## [Gestellte Aufgabe 1]
Wie viele Quadratmeter Wohnfläche werden im Auszug über die Wohnungssuche höchstens angestrebt?

## [Auszug]
◇ ◇ ◇

Nach Jahren in mehr oder minder hübschen Wohnungen und mehr oder minder angenehmen Wohngemeinschaften werde ich endlich die Kisten wieder auspacken, die ich vor vier Jahren gepackt habe und die seither unangerührt in verschiedenen Kellern auf mich warten. Meine Bücher und meine Bilderrahmen, mein Geschirr und meine Fotoalben, den kitschigen Swarowski-Delphin (ein Geschenk), meine Wassergläser aus Marokko und die Bettwäsche aus Großtantes Aussteuerdamast. Allerdings werden all meine schönen Habseligkeiten voraussichtlich in eine Bleibe auf dem Standard meiner ersten Studentenjahre einziehen. Nach Inflation dann für eher 400 Euro als 400 DM. Ich war also auf der Suche nach einem Dach über dem Lotterbett zum Lesen für mich und dem Schreibtisch für mein virtuelles Wohnzimmer, und das war gar nicht einfach. Bei Mietpreisen wie in der Frankfurter City habe ich mich rasch von der Vorstellung verabschiedet, mehr als dreißig Quadratmeter anzustreben. Ich wollte: einen Balkon oder eine separate Küche (für den gesellschaftsverträglichen Konsum meines liebsten Lasters). Holz oder Laminat. Zentrale Lage. Maximal 700 CHF. Und bitte: irgendwas mit Charme, Persönlichkeit, Kuschelfaktor.

◇ ◇ ◇

Eine Folge von Reihen
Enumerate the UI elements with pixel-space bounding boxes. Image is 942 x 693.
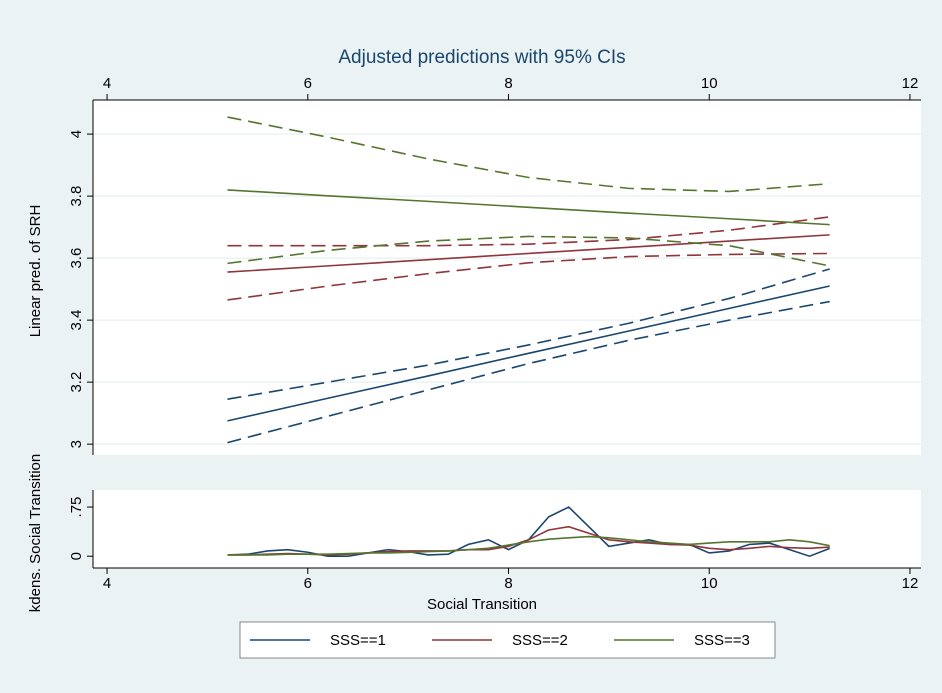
x-tick-label: 12 xyxy=(902,75,919,92)
x-tick-label: 8 xyxy=(504,75,512,92)
series-line xyxy=(227,216,830,247)
y-axis-label: kdens. Social Transition xyxy=(27,454,44,612)
x-tick-label: 10 xyxy=(701,75,718,92)
x-tick-label: 6 xyxy=(304,75,312,92)
y-tick-label: .75 xyxy=(68,497,85,518)
plot-area xyxy=(93,100,921,455)
x-tick-label: 6 xyxy=(304,575,312,592)
x-tick-label: 4 xyxy=(103,75,111,92)
legend-label: SSS==2 xyxy=(512,632,568,649)
x-tick-label: 8 xyxy=(504,575,512,592)
y-tick-label: 3.8 xyxy=(68,186,85,207)
legend-label: SSS==3 xyxy=(694,632,750,649)
y-tick-label: 3.6 xyxy=(68,248,85,269)
y-tick-label: 3.4 xyxy=(68,310,85,331)
legend-label: SSS==1 xyxy=(330,632,386,649)
series-line xyxy=(227,300,830,444)
plot-area xyxy=(93,490,921,568)
series-line xyxy=(227,252,830,301)
series-line xyxy=(227,189,830,226)
series-line xyxy=(227,285,830,422)
x-axis-label: Social Transition xyxy=(427,596,537,613)
y-tick-label: 0 xyxy=(68,552,85,560)
series-line xyxy=(227,535,830,556)
legend xyxy=(239,621,776,659)
y-tick-label: 4 xyxy=(68,130,85,138)
chart-title: Adjusted predictions with 95% CIs xyxy=(338,47,625,68)
series-line xyxy=(227,234,830,273)
series-line xyxy=(227,116,830,193)
x-tick-label: 12 xyxy=(902,575,919,592)
y-axis-label: Linear pred. of SRH xyxy=(27,205,44,338)
y-tick-label: 3.2 xyxy=(68,372,85,393)
y-tick-label: 3 xyxy=(68,440,85,448)
x-tick-label: 4 xyxy=(103,575,111,592)
series-line xyxy=(227,268,830,400)
series-line xyxy=(227,235,830,267)
x-tick-label: 10 xyxy=(701,575,718,592)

◇ ◇ ◇

## [Gestellte Aufgabe 2]
Tausche in den Reihen zwischen der Zeile mit "x-tick-label: 12 xyxy=(902,75,919,92)" und der Zeile mit "x-tick-label: 12 xyxy=(902,575,919,592)", beide eingeschlossen, "series-line" gegen "data-line" aus. Gib nur diese Zeilen wieder und lass alles andere darin unverändert.

## [Lösung der Aufgabe 1]
Nicht mehr als dreißig Quadratmeter.

## [Lösung der Aufgabe 2]
x-tick-label: 12 xyxy=(902,75,919,92)
x-tick-label: 8 xyxy=(504,75,512,92)
data-line xyxy=(227,216,830,247)
y-axis-label: kdens. Social Transition xyxy=(27,454,44,612)
x-tick-label: 10 xyxy=(701,75,718,92)
x-tick-label: 6 xyxy=(304,75,312,92)
y-tick-label: .75 xyxy=(68,497,85,518)
plot-area xyxy=(93,100,921,455)
x-tick-label: 6 xyxy=(304,575,312,592)
x-tick-label: 4 xyxy=(103,75,111,92)
legend-label: SSS==2 xyxy=(512,632,568,649)
x-tick-label: 8 xyxy=(504,575,512,592)
y-tick-label: 3.8 xyxy=(68,186,85,207)
legend-label: SSS==3 xyxy=(694,632,750,649)
y-tick-label: 3.6 xyxy=(68,248,85,269)
y-tick-label: 3.4 xyxy=(68,310,85,331)
legend-label: SSS==1 xyxy=(330,632,386,649)
data-line xyxy=(227,300,830,444)
plot-area xyxy=(93,490,921,568)
data-line xyxy=(227,252,830,301)
data-line xyxy=(227,189,830,226)
data-line xyxy=(227,285,830,422)
x-axis-label: Social Transition xyxy=(427,596,537,613)
y-tick-label: 0 xyxy=(68,552,85,560)
data-line xyxy=(227,535,830,556)
legend xyxy=(239,621,776,659)
y-tick-label: 4 xyxy=(68,130,85,138)
chart-title: Adjusted predictions with 95% CIs xyxy=(338,47,625,68)
data-line xyxy=(227,234,830,273)
data-line xyxy=(227,116,830,193)
x-tick-label: 12 xyxy=(902,575,919,592)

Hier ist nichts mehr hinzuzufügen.